[Dataset rows about figures]
++++

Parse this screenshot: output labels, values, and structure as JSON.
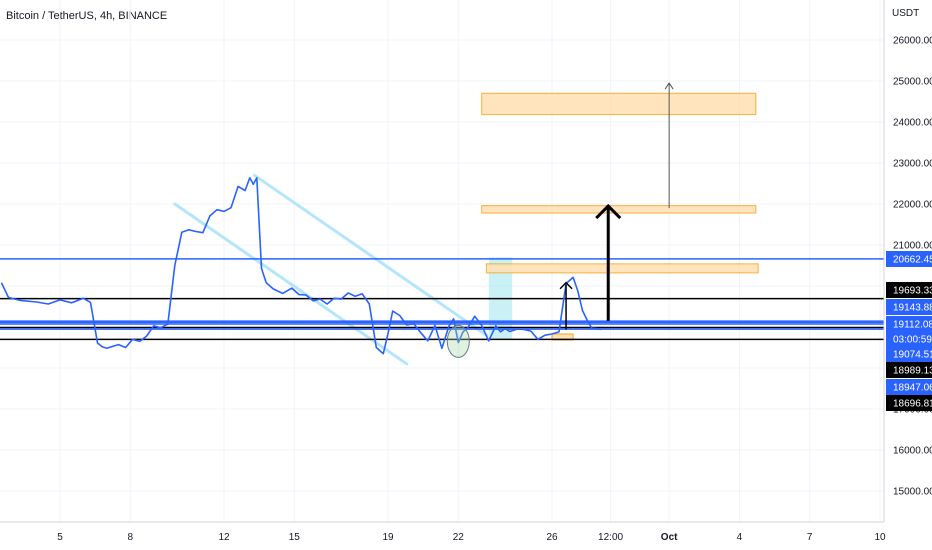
{
  "header": {
    "title": "Bitcoin / TetherUS, 4h, BINANCE",
    "currency": "USDT"
  },
  "colors": {
    "price_line": "#2962ff",
    "grid": "#f0f3fa",
    "level_black": "#000000",
    "level_blue": "#2962ff",
    "zone_fill": "#ffe0b2",
    "zone_border": "#f7a21b",
    "teal_fill": "#b2ebf2",
    "channel": "#b3e5fc"
  },
  "chart_data": {
    "type": "line",
    "title": "Bitcoin / TetherUS, 4h, BINANCE",
    "xlabel": "",
    "ylabel": "USDT",
    "ylim": [
      14470,
      26470
    ],
    "x_ticks": [
      "5",
      "8",
      "12",
      "15",
      "19",
      "22",
      "26",
      "12:00",
      "Oct",
      "4",
      "7",
      "10"
    ],
    "x_tick_days": [
      5,
      8,
      12,
      15,
      19,
      22,
      26,
      28.5,
      31,
      34,
      37,
      40
    ],
    "y_ticks": [
      15000,
      16000,
      17000,
      18000,
      19000,
      20000,
      21000,
      22000,
      23000,
      24000,
      25000,
      26000
    ],
    "y_tick_labels": [
      "15000.00",
      "16000.00",
      "17000.00",
      "18000.00",
      "19000.00",
      "20000.00",
      "21000.00",
      "22000.00",
      "23000.00",
      "24000.00",
      "25000.00",
      "26000.00"
    ],
    "series": [
      {
        "x": [
          2.5,
          2.8,
          3.3,
          4.0,
          4.5,
          5.0,
          5.5,
          6.0,
          6.3,
          6.6,
          6.8,
          7.0,
          7.2,
          7.5,
          7.8,
          8.1,
          8.4,
          8.7,
          9.0,
          9.3,
          9.6,
          9.9,
          10.2,
          10.5,
          10.8,
          11.1,
          11.4,
          11.7,
          12.0,
          12.3,
          12.6,
          12.9,
          13.1,
          13.25,
          13.4,
          13.6,
          13.8,
          14.1,
          14.5,
          14.9,
          15.2,
          15.5,
          15.8,
          16.1,
          16.4,
          16.7,
          17.0,
          17.3,
          17.6,
          17.9,
          18.2,
          18.5,
          18.8,
          19.0,
          19.2,
          19.5,
          19.8,
          20.1,
          20.4,
          20.7,
          21.0,
          21.3,
          21.6,
          21.8,
          22.0,
          22.2,
          22.4,
          22.7,
          23.0,
          23.3,
          23.6,
          23.8,
          24.0,
          24.2,
          24.5,
          24.8,
          25.1,
          25.4,
          25.7,
          26.0,
          26.3,
          26.6,
          26.9,
          27.1,
          27.3,
          27.5,
          27.7,
          27.9,
          28.1
        ],
        "y": [
          20080,
          19720,
          19650,
          19610,
          19560,
          19660,
          19590,
          19700,
          19600,
          18610,
          18520,
          18480,
          18520,
          18570,
          18500,
          18700,
          18650,
          18780,
          19030,
          18980,
          19070,
          20500,
          21310,
          21370,
          21330,
          21300,
          21710,
          21860,
          21820,
          21910,
          22430,
          22330,
          22640,
          22480,
          22640,
          20430,
          20080,
          19930,
          19820,
          19950,
          19790,
          19780,
          19640,
          19680,
          19560,
          19700,
          19680,
          19830,
          19750,
          19810,
          19560,
          18500,
          18350,
          18840,
          19390,
          19280,
          19050,
          19080,
          18860,
          18660,
          19040,
          18480,
          19020,
          19200,
          18620,
          18880,
          18980,
          19260,
          19040,
          18660,
          19030,
          18880,
          18960,
          18890,
          18950,
          18940,
          18900,
          18700,
          18800,
          18830,
          18880,
          20060,
          20210,
          19880,
          19400,
          19170,
          18970,
          18960,
          18940
        ]
      }
    ],
    "x_start_day": 1.15,
    "x_end_day": 40.0,
    "y_extra_labels": [
      "03:00:59"
    ],
    "levels": [
      {
        "price": 20662.45,
        "label": "20662.45",
        "color": "#2962ff",
        "text_color": "#ffffff"
      },
      {
        "price": 19693.33,
        "label": "19693.33",
        "color": "#000000",
        "text_color": "#ffffff"
      },
      {
        "price": 19143.88,
        "label": "19143.88",
        "color": "#2962ff",
        "text_color": "#ffffff"
      },
      {
        "price": 19112.08,
        "label": "19112.08",
        "color": "#2962ff",
        "text_color": "#ffffff"
      },
      {
        "price": 19074.51,
        "label": "19074.51",
        "color": "#2962ff",
        "text_color": "#ffffff"
      },
      {
        "price": 18989.13,
        "label": "18989.13",
        "color": "#000000",
        "text_color": "#ffffff"
      },
      {
        "price": 18947.06,
        "label": "18947.06",
        "color": "#2962ff",
        "text_color": "#ffffff"
      },
      {
        "price": 18696.81,
        "label": "18696.81",
        "color": "#000000",
        "text_color": "#ffffff"
      }
    ],
    "zones": [
      {
        "x0": 23.0,
        "x1": 34.7,
        "y0": 24180,
        "y1": 24700
      },
      {
        "x0": 23.0,
        "x1": 34.7,
        "y0": 21780,
        "y1": 21960
      },
      {
        "x0": 23.2,
        "x1": 34.8,
        "y0": 20320,
        "y1": 20540
      }
    ],
    "grid": true,
    "legend": "none"
  }
}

++++

Exercise description:
Transcribe the full listing above exactly as it stands, minus the pictures.

Task answer:
Parse this screenshot: output labels, values, and structure as JSON.
{
  "header": {
    "title": "Bitcoin / TetherUS, 4h, BINANCE",
    "currency": "USDT"
  },
  "colors": {
    "price_line": "#2962ff",
    "grid": "#f0f3fa",
    "level_black": "#000000",
    "level_blue": "#2962ff",
    "zone_fill": "#ffe0b2",
    "zone_border": "#f7a21b",
    "teal_fill": "#b2ebf2",
    "channel": "#b3e5fc"
  },
  "chart_data": {
    "type": "line",
    "title": "Bitcoin / TetherUS, 4h, BINANCE",
    "xlabel": "",
    "ylabel": "USDT",
    "ylim": [
      14470,
      26470
    ],
    "x_ticks": [
      "5",
      "8",
      "12",
      "15",
      "19",
      "22",
      "26",
      "12:00",
      "Oct",
      "4",
      "7",
      "10"
    ],
    "x_tick_days": [
      5,
      8,
      12,
      15,
      19,
      22,
      26,
      28.5,
      31,
      34,
      37,
      40
    ],
    "y_ticks": [
      15000,
      16000,
      17000,
      18000,
      19000,
      20000,
      21000,
      22000,
      23000,
      24000,
      25000,
      26000
    ],
    "y_tick_labels": [
      "15000.00",
      "16000.00",
      "17000.00",
      "18000.00",
      "19000.00",
      "20000.00",
      "21000.00",
      "22000.00",
      "23000.00",
      "24000.00",
      "25000.00",
      "26000.00"
    ],
    "series": [
      {
        "x": [
          2.5,
          2.8,
          3.3,
          4.0,
          4.5,
          5.0,
          5.5,
          6.0,
          6.3,
          6.6,
          6.8,
          7.0,
          7.2,
          7.5,
          7.8,
          8.1,
          8.4,
          8.7,
          9.0,
          9.3,
          9.6,
          9.9,
          10.2,
          10.5,
          10.8,
          11.1,
          11.4,
          11.7,
          12.0,
          12.3,
          12.6,
          12.9,
          13.1,
          13.25,
          13.4,
          13.6,
          13.8,
          14.1,
          14.5,
          14.9,
          15.2,
          15.5,
          15.8,
          16.1,
          16.4,
          16.7,
          17.0,
          17.3,
          17.6,
          17.9,
          18.2,
          18.5,
          18.8,
          19.0,
          19.2,
          19.5,
          19.8,
          20.1,
          20.4,
          20.7,
          21.0,
          21.3,
          21.6,
          21.8,
          22.0,
          22.2,
          22.4,
          22.7,
          23.0,
          23.3,
          23.6,
          23.8,
          24.0,
          24.2,
          24.5,
          24.8,
          25.1,
          25.4,
          25.7,
          26.0,
          26.3,
          26.6,
          26.9,
          27.1,
          27.3,
          27.5,
          27.7,
          27.9,
          28.1
        ],
        "y": [
          20080,
          19720,
          19650,
          19610,
          19560,
          19660,
          19590,
          19700,
          19600,
          18610,
          18520,
          18480,
          18520,
          18570,
          18500,
          18700,
          18650,
          18780,
          19030,
          18980,
          19070,
          20500,
          21310,
          21370,
          21330,
          21300,
          21710,
          21860,
          21820,
          21910,
          22430,
          22330,
          22640,
          22480,
          22640,
          20430,
          20080,
          19930,
          19820,
          19950,
          19790,
          19780,
          19640,
          19680,
          19560,
          19700,
          19680,
          19830,
          19750,
          19810,
          19560,
          18500,
          18350,
          18840,
          19390,
          19280,
          19050,
          19080,
          18860,
          18660,
          19040,
          18480,
          19020,
          19200,
          18620,
          18880,
          18980,
          19260,
          19040,
          18660,
          19030,
          18880,
          18960,
          18890,
          18950,
          18940,
          18900,
          18700,
          18800,
          18830,
          18880,
          20060,
          20210,
          19880,
          19400,
          19170,
          18970,
          18960,
          18940
        ]
      }
    ],
    "x_start_day": 1.15,
    "x_end_day": 40.0,
    "y_extra_labels": [
      "03:00:59"
    ],
    "levels": [
      {
        "price": 20662.45,
        "label": "20662.45",
        "color": "#2962ff",
        "text_color": "#ffffff"
      },
      {
        "price": 19693.33,
        "label": "19693.33",
        "color": "#000000",
        "text_color": "#ffffff"
      },
      {
        "price": 19143.88,
        "label": "19143.88",
        "color": "#2962ff",
        "text_color": "#ffffff"
      },
      {
        "price": 19112.08,
        "label": "19112.08",
        "color": "#2962ff",
        "text_color": "#ffffff"
      },
      {
        "price": 19074.51,
        "label": "19074.51",
        "color": "#2962ff",
        "text_color": "#ffffff"
      },
      {
        "price": 18989.13,
        "label": "18989.13",
        "color": "#000000",
        "text_color": "#ffffff"
      },
      {
        "price": 18947.06,
        "label": "18947.06",
        "color": "#2962ff",
        "text_color": "#ffffff"
      },
      {
        "price": 18696.81,
        "label": "18696.81",
        "color": "#000000",
        "text_color": "#ffffff"
      }
    ],
    "zones": [
      {
        "x0": 23.0,
        "x1": 34.7,
        "y0": 24180,
        "y1": 24700
      },
      {
        "x0": 23.0,
        "x1": 34.7,
        "y0": 21780,
        "y1": 21960
      },
      {
        "x0": 23.2,
        "x1": 34.8,
        "y0": 20320,
        "y1": 20540
      }
    ],
    "grid": true,
    "legend": "none"
  }
}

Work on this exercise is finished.